• Records about charts and figures:
○ ○ ○ ○

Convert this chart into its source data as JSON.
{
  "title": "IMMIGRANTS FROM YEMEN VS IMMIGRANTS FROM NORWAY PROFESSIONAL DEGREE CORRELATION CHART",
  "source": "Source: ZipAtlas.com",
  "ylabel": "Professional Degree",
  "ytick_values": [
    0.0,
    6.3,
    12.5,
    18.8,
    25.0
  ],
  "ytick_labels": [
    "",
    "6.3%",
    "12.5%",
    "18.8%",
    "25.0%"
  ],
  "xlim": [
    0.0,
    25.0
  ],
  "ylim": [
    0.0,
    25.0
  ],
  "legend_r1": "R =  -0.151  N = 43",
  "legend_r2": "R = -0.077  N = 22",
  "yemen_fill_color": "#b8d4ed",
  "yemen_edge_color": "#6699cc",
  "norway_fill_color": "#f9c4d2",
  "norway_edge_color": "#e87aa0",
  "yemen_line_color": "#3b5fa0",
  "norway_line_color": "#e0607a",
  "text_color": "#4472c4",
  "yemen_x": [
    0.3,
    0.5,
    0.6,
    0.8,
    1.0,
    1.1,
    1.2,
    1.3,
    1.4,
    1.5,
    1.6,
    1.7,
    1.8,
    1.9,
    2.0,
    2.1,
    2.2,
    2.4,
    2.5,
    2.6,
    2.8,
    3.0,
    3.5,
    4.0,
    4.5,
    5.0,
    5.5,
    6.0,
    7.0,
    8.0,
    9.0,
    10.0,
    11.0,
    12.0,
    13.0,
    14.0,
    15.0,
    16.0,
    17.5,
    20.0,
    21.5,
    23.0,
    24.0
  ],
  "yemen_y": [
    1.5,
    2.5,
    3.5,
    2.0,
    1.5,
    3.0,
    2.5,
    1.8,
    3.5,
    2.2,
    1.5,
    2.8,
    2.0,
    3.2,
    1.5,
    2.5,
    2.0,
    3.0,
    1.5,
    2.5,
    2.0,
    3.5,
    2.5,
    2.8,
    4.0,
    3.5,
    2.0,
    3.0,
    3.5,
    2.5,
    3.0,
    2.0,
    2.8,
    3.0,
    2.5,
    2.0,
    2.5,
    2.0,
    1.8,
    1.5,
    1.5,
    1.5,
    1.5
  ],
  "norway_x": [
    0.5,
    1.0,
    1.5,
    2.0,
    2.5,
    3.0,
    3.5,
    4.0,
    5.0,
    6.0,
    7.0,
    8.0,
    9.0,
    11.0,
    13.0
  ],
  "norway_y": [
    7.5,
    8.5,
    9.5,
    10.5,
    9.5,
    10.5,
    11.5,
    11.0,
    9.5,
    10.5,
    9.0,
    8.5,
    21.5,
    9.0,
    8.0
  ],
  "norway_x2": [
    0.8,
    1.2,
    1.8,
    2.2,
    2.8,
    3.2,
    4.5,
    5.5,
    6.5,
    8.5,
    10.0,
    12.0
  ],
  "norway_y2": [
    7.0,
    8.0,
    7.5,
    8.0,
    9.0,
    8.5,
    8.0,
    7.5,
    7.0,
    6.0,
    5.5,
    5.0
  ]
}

○ ○ ○ ○

• WHAT THE TASK ASKS: Copy out all of the lines above exactly.

• EXERCISE RESPONSE:
Convert this chart into its source data as JSON.
{
  "title": "IMMIGRANTS FROM YEMEN VS IMMIGRANTS FROM NORWAY PROFESSIONAL DEGREE CORRELATION CHART",
  "source": "Source: ZipAtlas.com",
  "ylabel": "Professional Degree",
  "ytick_values": [
    0.0,
    6.3,
    12.5,
    18.8,
    25.0
  ],
  "ytick_labels": [
    "",
    "6.3%",
    "12.5%",
    "18.8%",
    "25.0%"
  ],
  "xlim": [
    0.0,
    25.0
  ],
  "ylim": [
    0.0,
    25.0
  ],
  "legend_r1": "R =  -0.151  N = 43",
  "legend_r2": "R = -0.077  N = 22",
  "yemen_fill_color": "#b8d4ed",
  "yemen_edge_color": "#6699cc",
  "norway_fill_color": "#f9c4d2",
  "norway_edge_color": "#e87aa0",
  "yemen_line_color": "#3b5fa0",
  "norway_line_color": "#e0607a",
  "text_color": "#4472c4",
  "yemen_x": [
    0.3,
    0.5,
    0.6,
    0.8,
    1.0,
    1.1,
    1.2,
    1.3,
    1.4,
    1.5,
    1.6,
    1.7,
    1.8,
    1.9,
    2.0,
    2.1,
    2.2,
    2.4,
    2.5,
    2.6,
    2.8,
    3.0,
    3.5,
    4.0,
    4.5,
    5.0,
    5.5,
    6.0,
    7.0,
    8.0,
    9.0,
    10.0,
    11.0,
    12.0,
    13.0,
    14.0,
    15.0,
    16.0,
    17.5,
    20.0,
    21.5,
    23.0,
    24.0
  ],
  "yemen_y": [
    1.5,
    2.5,
    3.5,
    2.0,
    1.5,
    3.0,
    2.5,
    1.8,
    3.5,
    2.2,
    1.5,
    2.8,
    2.0,
    3.2,
    1.5,
    2.5,
    2.0,
    3.0,
    1.5,
    2.5,
    2.0,
    3.5,
    2.5,
    2.8,
    4.0,
    3.5,
    2.0,
    3.0,
    3.5,
    2.5,
    3.0,
    2.0,
    2.8,
    3.0,
    2.5,
    2.0,
    2.5,
    2.0,
    1.8,
    1.5,
    1.5,
    1.5,
    1.5
  ],
  "norway_x": [
    0.5,
    1.0,
    1.5,
    2.0,
    2.5,
    3.0,
    3.5,
    4.0,
    5.0,
    6.0,
    7.0,
    8.0,
    9.0,
    11.0,
    13.0
  ],
  "norway_y": [
    7.5,
    8.5,
    9.5,
    10.5,
    9.5,
    10.5,
    11.5,
    11.0,
    9.5,
    10.5,
    9.0,
    8.5,
    21.5,
    9.0,
    8.0
  ],
  "norway_x2": [
    0.8,
    1.2,
    1.8,
    2.2,
    2.8,
    3.2,
    4.5,
    5.5,
    6.5,
    8.5,
    10.0,
    12.0
  ],
  "norway_y2": [
    7.0,
    8.0,
    7.5,
    8.0,
    9.0,
    8.5,
    8.0,
    7.5,
    7.0,
    6.0,
    5.5,
    5.0
  ]
}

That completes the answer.